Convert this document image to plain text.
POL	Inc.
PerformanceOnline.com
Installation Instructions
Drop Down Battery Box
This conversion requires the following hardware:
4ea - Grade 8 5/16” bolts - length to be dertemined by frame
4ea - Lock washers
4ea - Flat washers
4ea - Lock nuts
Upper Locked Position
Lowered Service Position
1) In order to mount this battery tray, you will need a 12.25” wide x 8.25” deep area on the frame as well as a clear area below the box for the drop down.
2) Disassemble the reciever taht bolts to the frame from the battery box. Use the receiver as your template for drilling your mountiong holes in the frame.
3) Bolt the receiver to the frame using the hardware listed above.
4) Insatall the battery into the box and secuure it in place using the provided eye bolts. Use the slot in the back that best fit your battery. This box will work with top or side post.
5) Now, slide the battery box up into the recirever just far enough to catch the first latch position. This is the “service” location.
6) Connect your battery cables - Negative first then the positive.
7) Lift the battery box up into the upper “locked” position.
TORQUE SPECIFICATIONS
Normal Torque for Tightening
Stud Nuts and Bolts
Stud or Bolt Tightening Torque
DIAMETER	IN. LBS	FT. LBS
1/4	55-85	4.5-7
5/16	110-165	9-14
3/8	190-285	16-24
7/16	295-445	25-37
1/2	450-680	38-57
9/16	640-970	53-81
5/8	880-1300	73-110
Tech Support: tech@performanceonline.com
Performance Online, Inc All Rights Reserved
------------------------------
Find all the lines containing "first" in the material, then copy them.

Task answer ::
5) Now, slide the battery box up into the recirever just far enough to catch the first latch position. This is the “service” location.
6) Connect your battery cables - Negative first then the positive.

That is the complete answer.